--- The request ---
Count how many lines of the material below have the word "white" and give only the number.

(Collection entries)

........

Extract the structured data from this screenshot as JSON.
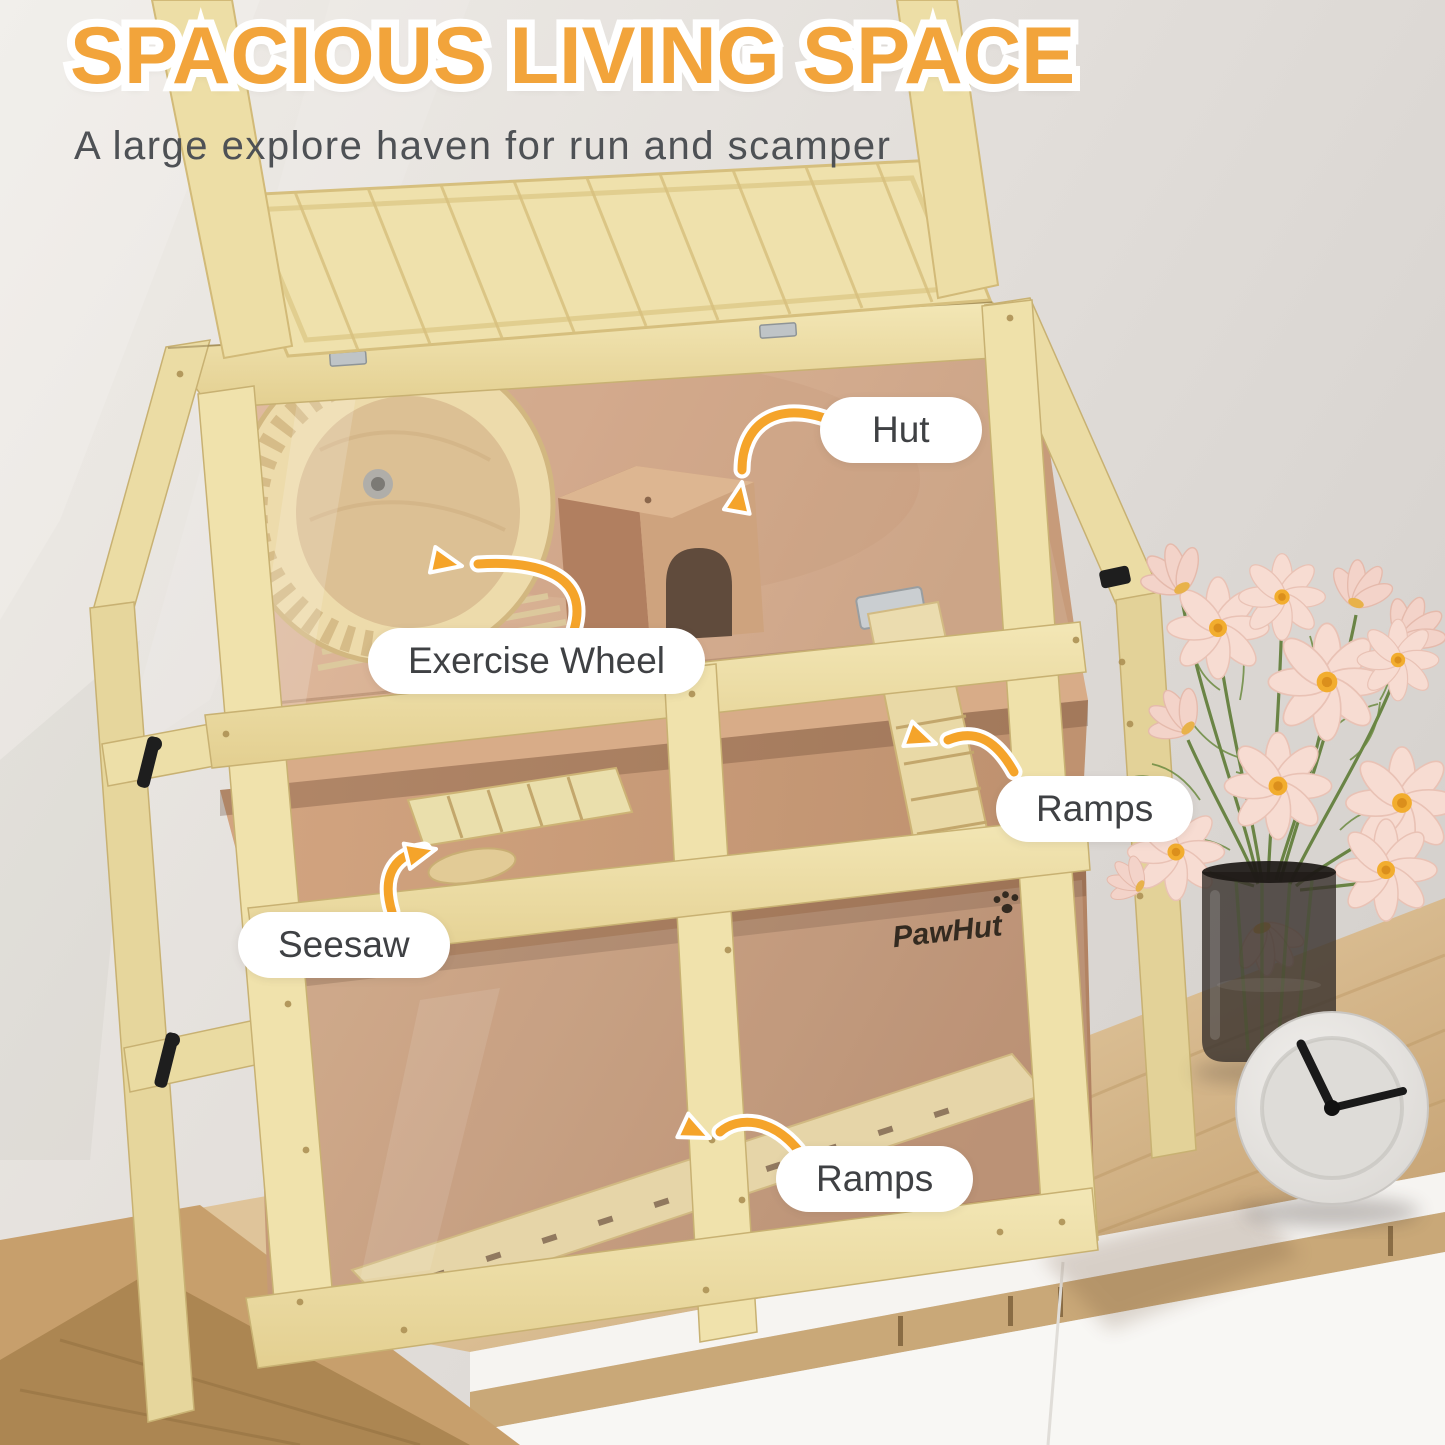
{
  "header": {
    "title": "SPACIOUS LIVING SPACE",
    "subtitle": "A large explore haven for run and scamper"
  },
  "callouts": [
    {
      "id": "hut",
      "label": "Hut"
    },
    {
      "id": "exercise-wheel",
      "label": "Exercise Wheel"
    },
    {
      "id": "ramps-upper",
      "label": "Ramps"
    },
    {
      "id": "seesaw",
      "label": "Seesaw"
    },
    {
      "id": "ramps-lower",
      "label": "Ramps"
    }
  ],
  "brand": {
    "logo_text": "PawHut"
  },
  "colors": {
    "title_orange": "#F2A43B",
    "arrow_orange": "#F5A42A",
    "callout_bg": "#FFFFFF",
    "callout_text": "#3F4144",
    "subtitle_gray": "#4E5155"
  },
  "visible_objects": [
    "wooden hamster cage with open top lid",
    "exercise wheel",
    "hut with arched door",
    "upper ramp",
    "seesaw",
    "lower ramp",
    "pink cosmos bouquet in glass vase",
    "round white desk clock",
    "oak sideboard with white drawers"
  ]
}
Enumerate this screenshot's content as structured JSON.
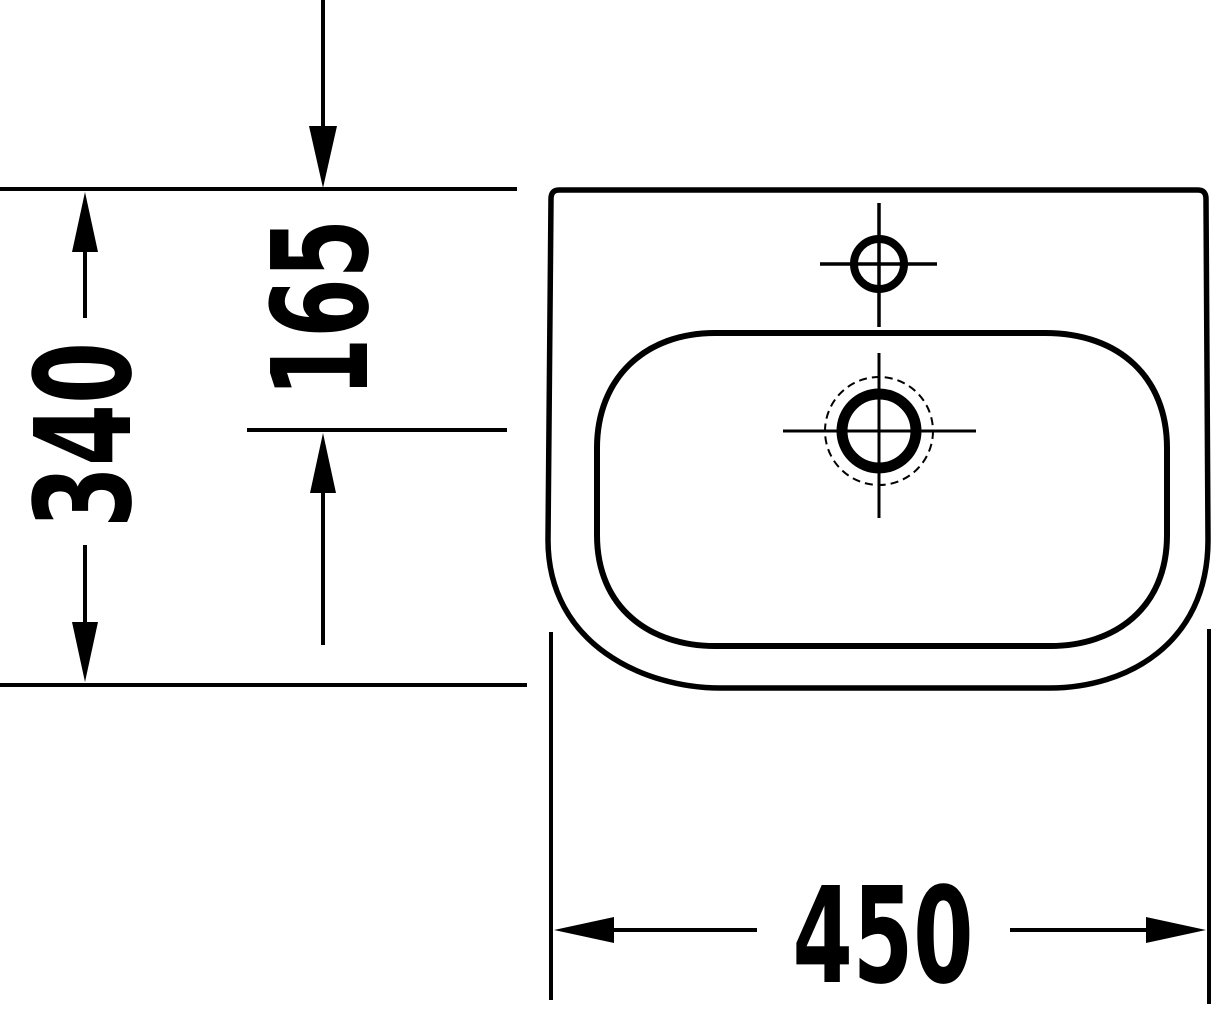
{
  "drawing": {
    "title": "washbasin-top-view-dimension-drawing",
    "colors": {
      "line": "#000000",
      "background": "#ffffff"
    },
    "dimension_labels": {
      "overall_depth": "340",
      "drain_offset": "165",
      "overall_width": "450"
    }
  }
}
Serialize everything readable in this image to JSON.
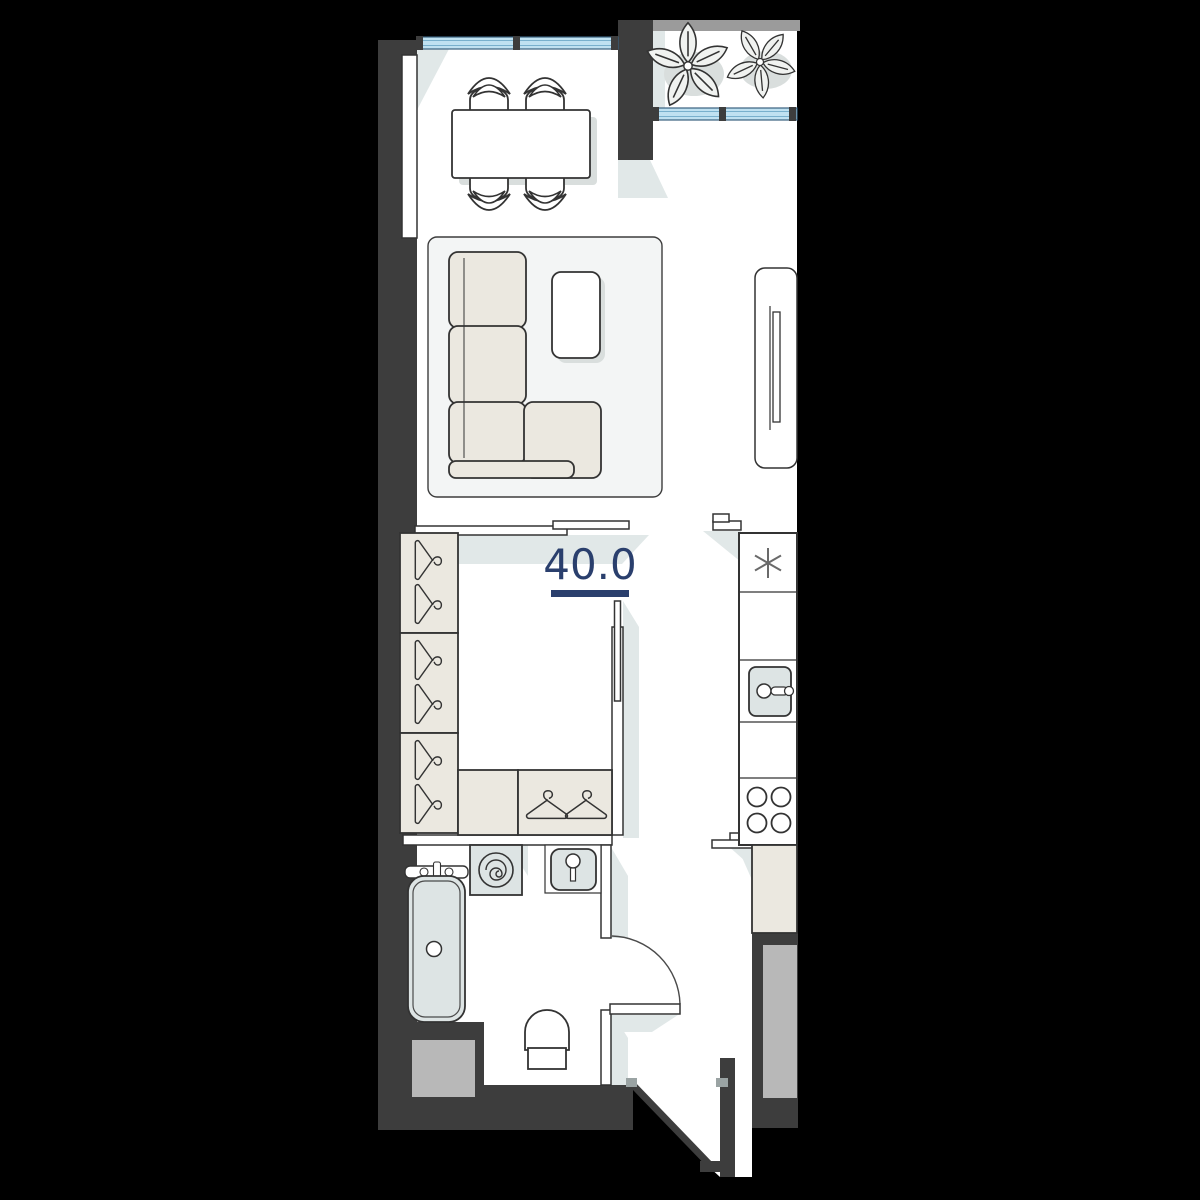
{
  "area_label": {
    "value": "40.0"
  },
  "colors": {
    "background": "#000000",
    "wall": "#3d3d3d",
    "floor": "#ffffff",
    "outline": "#333333",
    "shadow": "#e1e8e8",
    "furniture-shadow": "#d9dedd",
    "window-fill": "#bfe1f1",
    "window-frame": "#39607f",
    "window-line": "#78b0cd",
    "fixture": "#dde4e4",
    "furniture": "#ebe8e0",
    "rug": "#f3f5f5",
    "shaft": "#b8b8b8",
    "balcony-band": "#9b9b9b",
    "accent": "#2a3f6d",
    "door-mark": "#9aa3a3",
    "plant-fill": "#f0f2f0"
  }
}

........

--- Solution ---
2